* _DOCUMENTO DE ORIGEM_:
———
19 jul, 2017 - 01:04 • Eunice Lourenço
O Governo tentou passar a responsabilidade pela decisão e pagamento dos tratamentos para a hepatite C, que desde 2015 já curaram mais de seis mil pessoas, aos hospitais, mas acabou por recuar.
O secretário de Estado da Saúde, Manuel Delgado, assinou um despacho com essa decisão a 11 de Julho que colocava inclusive limites a esse financiamento. Mas, apenas três dias depois, assinou novo despacho a revogar a decisão. O Ministério da Saúde apenas explica o segundo despacho, dizendo que foi feito para “simplificar”.
O primeiro despacho começa por lembrar que o tratamento para a hepatite C tem sido pago a 100% desde 2014, por uma linha de financiamento centralizada na Administração Central do Sistema de Saúde (ACSS). Mas, continua, “tendo aumentado o número de fornecedores de medicamentos para esta patologia, os medicamentos para a hepatite C não necessitam de ter um modelo de financiamento que os diferencie” dos restantes medicamentos dispensados nos hospitais e pagos pelos respectivos contratos-programa de cada hospital.
———
* _LINHAS FORNECIDAS_:
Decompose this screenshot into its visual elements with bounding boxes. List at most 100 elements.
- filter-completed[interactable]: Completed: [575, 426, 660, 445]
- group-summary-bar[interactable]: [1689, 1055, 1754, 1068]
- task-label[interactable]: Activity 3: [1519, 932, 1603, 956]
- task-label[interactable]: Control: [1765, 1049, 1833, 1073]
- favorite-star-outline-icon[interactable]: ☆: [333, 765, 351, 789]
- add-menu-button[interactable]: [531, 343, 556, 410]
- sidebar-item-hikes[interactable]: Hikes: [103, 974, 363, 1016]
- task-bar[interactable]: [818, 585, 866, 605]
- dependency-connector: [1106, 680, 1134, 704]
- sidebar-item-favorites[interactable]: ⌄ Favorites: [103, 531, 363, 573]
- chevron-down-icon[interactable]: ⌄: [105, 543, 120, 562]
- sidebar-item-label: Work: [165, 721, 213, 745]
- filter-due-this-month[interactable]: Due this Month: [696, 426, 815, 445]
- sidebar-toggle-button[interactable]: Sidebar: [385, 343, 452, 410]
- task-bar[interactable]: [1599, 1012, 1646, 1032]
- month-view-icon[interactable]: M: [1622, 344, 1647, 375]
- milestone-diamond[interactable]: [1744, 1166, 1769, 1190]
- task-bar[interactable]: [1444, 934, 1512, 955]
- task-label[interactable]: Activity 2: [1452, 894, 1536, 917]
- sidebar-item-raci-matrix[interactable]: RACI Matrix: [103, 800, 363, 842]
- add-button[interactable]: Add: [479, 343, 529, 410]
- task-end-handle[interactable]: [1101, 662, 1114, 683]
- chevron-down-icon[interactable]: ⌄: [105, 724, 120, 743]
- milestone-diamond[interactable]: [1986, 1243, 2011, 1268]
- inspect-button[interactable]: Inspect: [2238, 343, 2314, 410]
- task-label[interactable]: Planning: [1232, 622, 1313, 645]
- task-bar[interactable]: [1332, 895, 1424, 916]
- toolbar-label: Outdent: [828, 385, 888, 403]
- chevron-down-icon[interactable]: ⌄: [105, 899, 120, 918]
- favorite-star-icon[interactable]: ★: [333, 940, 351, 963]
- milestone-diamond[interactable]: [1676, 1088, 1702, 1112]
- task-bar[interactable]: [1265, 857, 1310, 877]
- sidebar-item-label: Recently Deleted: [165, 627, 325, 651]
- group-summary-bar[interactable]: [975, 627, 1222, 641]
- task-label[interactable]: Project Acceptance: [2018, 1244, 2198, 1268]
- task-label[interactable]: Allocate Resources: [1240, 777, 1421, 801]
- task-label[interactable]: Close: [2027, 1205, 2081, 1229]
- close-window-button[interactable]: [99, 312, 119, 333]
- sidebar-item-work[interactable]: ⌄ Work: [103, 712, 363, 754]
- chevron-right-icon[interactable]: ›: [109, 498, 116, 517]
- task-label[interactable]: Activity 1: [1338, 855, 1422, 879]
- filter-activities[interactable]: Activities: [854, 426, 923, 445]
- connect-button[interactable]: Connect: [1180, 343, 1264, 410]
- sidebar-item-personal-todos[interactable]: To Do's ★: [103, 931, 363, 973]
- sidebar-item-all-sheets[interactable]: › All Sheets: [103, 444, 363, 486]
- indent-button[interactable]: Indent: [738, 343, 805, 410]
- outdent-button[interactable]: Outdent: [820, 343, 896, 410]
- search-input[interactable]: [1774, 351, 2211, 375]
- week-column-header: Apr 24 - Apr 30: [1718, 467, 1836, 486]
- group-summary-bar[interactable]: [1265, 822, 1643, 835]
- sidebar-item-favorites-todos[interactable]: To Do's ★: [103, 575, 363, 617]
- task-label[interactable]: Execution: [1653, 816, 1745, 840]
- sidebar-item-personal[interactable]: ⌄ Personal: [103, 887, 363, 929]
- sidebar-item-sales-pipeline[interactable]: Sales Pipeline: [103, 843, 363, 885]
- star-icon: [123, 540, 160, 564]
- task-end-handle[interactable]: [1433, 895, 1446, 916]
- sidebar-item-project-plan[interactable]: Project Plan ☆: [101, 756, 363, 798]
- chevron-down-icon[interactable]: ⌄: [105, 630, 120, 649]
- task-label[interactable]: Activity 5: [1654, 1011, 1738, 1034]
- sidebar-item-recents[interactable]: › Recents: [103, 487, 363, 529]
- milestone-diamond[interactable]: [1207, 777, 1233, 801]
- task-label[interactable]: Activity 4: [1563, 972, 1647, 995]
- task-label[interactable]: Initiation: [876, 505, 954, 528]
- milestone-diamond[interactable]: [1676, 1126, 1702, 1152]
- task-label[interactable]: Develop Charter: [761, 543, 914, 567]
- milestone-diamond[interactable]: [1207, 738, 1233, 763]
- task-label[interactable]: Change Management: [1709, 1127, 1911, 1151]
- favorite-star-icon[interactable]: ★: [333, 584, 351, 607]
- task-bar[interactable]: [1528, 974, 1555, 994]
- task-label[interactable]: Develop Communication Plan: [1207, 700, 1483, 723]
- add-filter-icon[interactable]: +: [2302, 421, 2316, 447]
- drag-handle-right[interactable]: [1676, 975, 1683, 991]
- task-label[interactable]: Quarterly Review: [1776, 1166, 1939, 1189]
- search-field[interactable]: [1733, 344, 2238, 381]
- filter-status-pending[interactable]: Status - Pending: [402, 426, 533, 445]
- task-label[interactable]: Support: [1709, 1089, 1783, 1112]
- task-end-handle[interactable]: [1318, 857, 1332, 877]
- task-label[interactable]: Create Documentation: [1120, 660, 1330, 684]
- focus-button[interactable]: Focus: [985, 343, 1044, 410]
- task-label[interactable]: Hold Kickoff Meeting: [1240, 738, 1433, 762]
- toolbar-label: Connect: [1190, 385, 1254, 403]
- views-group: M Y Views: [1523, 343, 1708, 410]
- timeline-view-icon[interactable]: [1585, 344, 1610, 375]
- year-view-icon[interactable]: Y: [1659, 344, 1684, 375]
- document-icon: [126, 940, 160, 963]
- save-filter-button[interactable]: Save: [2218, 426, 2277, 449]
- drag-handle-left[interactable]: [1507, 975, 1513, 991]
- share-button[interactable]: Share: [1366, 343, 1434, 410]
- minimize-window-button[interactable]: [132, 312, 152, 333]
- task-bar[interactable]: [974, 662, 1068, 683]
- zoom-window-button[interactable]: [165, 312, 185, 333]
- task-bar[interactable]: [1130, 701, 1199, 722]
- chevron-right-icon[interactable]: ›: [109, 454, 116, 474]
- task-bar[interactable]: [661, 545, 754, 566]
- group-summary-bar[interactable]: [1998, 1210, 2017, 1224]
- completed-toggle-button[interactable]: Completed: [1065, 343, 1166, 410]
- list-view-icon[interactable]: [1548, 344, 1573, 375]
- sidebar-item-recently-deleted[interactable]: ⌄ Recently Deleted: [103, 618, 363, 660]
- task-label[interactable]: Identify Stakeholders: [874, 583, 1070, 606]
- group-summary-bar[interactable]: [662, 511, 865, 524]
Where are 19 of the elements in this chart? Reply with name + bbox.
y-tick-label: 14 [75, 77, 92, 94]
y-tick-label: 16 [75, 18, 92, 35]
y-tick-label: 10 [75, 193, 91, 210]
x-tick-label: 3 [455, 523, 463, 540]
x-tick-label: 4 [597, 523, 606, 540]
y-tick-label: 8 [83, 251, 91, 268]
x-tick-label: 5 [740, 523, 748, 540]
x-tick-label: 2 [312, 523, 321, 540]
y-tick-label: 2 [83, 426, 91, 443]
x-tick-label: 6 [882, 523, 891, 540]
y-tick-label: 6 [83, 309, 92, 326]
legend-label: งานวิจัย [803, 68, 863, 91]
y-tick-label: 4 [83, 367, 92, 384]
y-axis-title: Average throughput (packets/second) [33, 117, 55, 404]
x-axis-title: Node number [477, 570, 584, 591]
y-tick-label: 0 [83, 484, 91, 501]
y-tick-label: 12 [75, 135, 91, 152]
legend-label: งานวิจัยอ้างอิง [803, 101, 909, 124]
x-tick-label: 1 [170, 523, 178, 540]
———
* _INSTRUÇÕES DAS TAREFAS_:
**1)** Indique se cada afirmação concorda com o documento de origem: (a) o segundo despacho foi assinado três dias depois do primeiro; (b) o tratamento para a hepatite C é pago a 100% desde 2015; (c) o Ministério da Saúde explica os dois despachos. Responda sim ou não e cite as palavras do documento que decidem cada caso.
**2)** Reproduza sem alterações o trecho do documento de origem que começa em "O primeiro despacho" e termina em "de cada hospital.".

* _RESPOSTAS ÀS TAREFAS_:
**1)**
(a) Sim: "Mas, apenas três dias depois, assinou novo despacho a revogar a decisão."
(b) Não: "o tratamento para a hepatite C tem sido pago a 100% desde 2014"
(c) Não: "O Ministério da Saúde apenas explica o segundo despacho"

**2)**
O primeiro despacho começa por lembrar que o tratamento para a hepatite C tem sido pago a 100% desde 2014, por uma linha de financiamento centralizada na Administração Central do Sistema de Saúde (ACSS). Mas, continua, “tendo aumentado o número de fornecedores de medicamentos para esta patologia, os medicamentos para a hepatite C não necessitam de ter um modelo de financiamento que os diferencie” dos restantes medicamentos dispensados nos hospitais e pagos pelos respectivos contratos-programa de cada hospital.